(Extracted records)

## start

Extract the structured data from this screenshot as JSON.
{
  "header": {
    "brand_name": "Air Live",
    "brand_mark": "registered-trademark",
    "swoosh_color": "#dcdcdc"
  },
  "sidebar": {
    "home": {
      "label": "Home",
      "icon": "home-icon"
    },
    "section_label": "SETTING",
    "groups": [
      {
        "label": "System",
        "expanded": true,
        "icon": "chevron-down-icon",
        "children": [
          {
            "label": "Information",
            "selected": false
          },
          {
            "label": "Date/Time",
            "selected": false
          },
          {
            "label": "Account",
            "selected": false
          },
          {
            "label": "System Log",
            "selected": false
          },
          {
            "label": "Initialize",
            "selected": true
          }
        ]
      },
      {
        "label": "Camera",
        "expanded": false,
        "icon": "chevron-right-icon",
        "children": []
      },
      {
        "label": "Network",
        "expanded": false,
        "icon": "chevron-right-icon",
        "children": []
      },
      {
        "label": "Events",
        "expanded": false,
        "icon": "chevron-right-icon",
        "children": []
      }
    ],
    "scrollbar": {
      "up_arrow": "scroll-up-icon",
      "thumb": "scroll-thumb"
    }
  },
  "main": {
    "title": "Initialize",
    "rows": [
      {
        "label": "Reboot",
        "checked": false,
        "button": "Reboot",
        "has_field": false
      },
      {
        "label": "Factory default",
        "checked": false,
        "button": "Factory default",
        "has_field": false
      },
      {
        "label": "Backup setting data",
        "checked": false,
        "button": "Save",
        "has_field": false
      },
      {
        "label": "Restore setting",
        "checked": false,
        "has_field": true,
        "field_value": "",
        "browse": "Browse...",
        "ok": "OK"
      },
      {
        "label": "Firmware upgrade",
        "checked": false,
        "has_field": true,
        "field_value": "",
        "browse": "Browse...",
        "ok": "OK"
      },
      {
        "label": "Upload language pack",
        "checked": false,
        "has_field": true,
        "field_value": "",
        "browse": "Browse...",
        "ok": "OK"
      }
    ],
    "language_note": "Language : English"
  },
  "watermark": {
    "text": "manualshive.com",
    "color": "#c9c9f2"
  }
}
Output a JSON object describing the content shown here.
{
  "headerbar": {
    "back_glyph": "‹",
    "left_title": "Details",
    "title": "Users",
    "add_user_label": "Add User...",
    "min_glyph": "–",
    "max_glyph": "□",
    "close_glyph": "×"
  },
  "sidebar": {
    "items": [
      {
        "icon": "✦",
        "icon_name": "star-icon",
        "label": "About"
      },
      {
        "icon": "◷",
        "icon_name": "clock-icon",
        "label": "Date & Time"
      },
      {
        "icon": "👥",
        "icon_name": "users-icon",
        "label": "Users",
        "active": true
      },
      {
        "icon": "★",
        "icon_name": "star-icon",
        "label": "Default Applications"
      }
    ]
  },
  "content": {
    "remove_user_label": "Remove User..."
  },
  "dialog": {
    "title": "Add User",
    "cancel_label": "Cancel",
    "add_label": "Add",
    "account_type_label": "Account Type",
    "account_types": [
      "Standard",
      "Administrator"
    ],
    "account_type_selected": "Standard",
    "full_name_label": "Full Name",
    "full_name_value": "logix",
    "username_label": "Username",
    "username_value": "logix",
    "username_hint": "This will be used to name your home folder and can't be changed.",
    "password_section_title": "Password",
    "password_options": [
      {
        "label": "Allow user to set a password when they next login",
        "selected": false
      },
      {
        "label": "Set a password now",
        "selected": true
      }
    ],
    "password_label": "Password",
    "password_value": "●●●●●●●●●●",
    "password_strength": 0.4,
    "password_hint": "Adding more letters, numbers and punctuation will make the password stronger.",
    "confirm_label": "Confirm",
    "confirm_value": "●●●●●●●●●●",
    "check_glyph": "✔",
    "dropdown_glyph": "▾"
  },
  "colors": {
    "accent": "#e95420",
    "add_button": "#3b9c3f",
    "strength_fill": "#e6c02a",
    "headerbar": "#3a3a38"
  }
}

## end

**Set task**
Return all of the data exactly as it reads.

**Completed exercise**
Extract the structured data from this screenshot as JSON.
{
  "header": {
    "brand_name": "Air Live",
    "brand_mark": "registered-trademark",
    "swoosh_color": "#dcdcdc"
  },
  "sidebar": {
    "home": {
      "label": "Home",
      "icon": "home-icon"
    },
    "section_label": "SETTING",
    "groups": [
      {
        "label": "System",
        "expanded": true,
        "icon": "chevron-down-icon",
        "children": [
          {
            "label": "Information",
            "selected": false
          },
          {
            "label": "Date/Time",
            "selected": false
          },
          {
            "label": "Account",
            "selected": false
          },
          {
            "label": "System Log",
            "selected": false
          },
          {
            "label": "Initialize",
            "selected": true
          }
        ]
      },
      {
        "label": "Camera",
        "expanded": false,
        "icon": "chevron-right-icon",
        "children": []
      },
      {
        "label": "Network",
        "expanded": false,
        "icon": "chevron-right-icon",
        "children": []
      },
      {
        "label": "Events",
        "expanded": false,
        "icon": "chevron-right-icon",
        "children": []
      }
    ],
    "scrollbar": {
      "up_arrow": "scroll-up-icon",
      "thumb": "scroll-thumb"
    }
  },
  "main": {
    "title": "Initialize",
    "rows": [
      {
        "label": "Reboot",
        "checked": false,
        "button": "Reboot",
        "has_field": false
      },
      {
        "label": "Factory default",
        "checked": false,
        "button": "Factory default",
        "has_field": false
      },
      {
        "label": "Backup setting data",
        "checked": false,
        "button": "Save",
        "has_field": false
      },
      {
        "label": "Restore setting",
        "checked": false,
        "has_field": true,
        "field_value": "",
        "browse": "Browse...",
        "ok": "OK"
      },
      {
        "label": "Firmware upgrade",
        "checked": false,
        "has_field": true,
        "field_value": "",
        "browse": "Browse...",
        "ok": "OK"
      },
      {
        "label": "Upload language pack",
        "checked": false,
        "has_field": true,
        "field_value": "",
        "browse": "Browse...",
        "ok": "OK"
      }
    ],
    "language_note": "Language : English"
  },
  "watermark": {
    "text": "manualshive.com",
    "color": "#c9c9f2"
  }
}
Output a JSON object describing the content shown here.
{
  "headerbar": {
    "back_glyph": "‹",
    "left_title": "Details",
    "title": "Users",
    "add_user_label": "Add User...",
    "min_glyph": "–",
    "max_glyph": "□",
    "close_glyph": "×"
  },
  "sidebar": {
    "items": [
      {
        "icon": "✦",
        "icon_name": "star-icon",
        "label": "About"
      },
      {
        "icon": "◷",
        "icon_name": "clock-icon",
        "label": "Date & Time"
      },
      {
        "icon": "👥",
        "icon_name": "users-icon",
        "label": "Users",
        "active": true
      },
      {
        "icon": "★",
        "icon_name": "star-icon",
        "label": "Default Applications"
      }
    ]
  },
  "content": {
    "remove_user_label": "Remove User..."
  },
  "dialog": {
    "title": "Add User",
    "cancel_label": "Cancel",
    "add_label": "Add",
    "account_type_label": "Account Type",
    "account_types": [
      "Standard",
      "Administrator"
    ],
    "account_type_selected": "Standard",
    "full_name_label": "Full Name",
    "full_name_value": "logix",
    "username_label": "Username",
    "username_value": "logix",
    "username_hint": "This will be used to name your home folder and can't be changed.",
    "password_section_title": "Password",
    "password_options": [
      {
        "label": "Allow user to set a password when they next login",
        "selected": false
      },
      {
        "label": "Set a password now",
        "selected": true
      }
    ],
    "password_label": "Password",
    "password_value": "●●●●●●●●●●",
    "password_strength": 0.4,
    "password_hint": "Adding more letters, numbers and punctuation will make the password stronger.",
    "confirm_label": "Confirm",
    "confirm_value": "●●●●●●●●●●",
    "check_glyph": "✔",
    "dropdown_glyph": "▾"
  },
  "colors": {
    "accent": "#e95420",
    "add_button": "#3b9c3f",
    "strength_fill": "#e6c02a",
    "headerbar": "#3a3a38"
  }
}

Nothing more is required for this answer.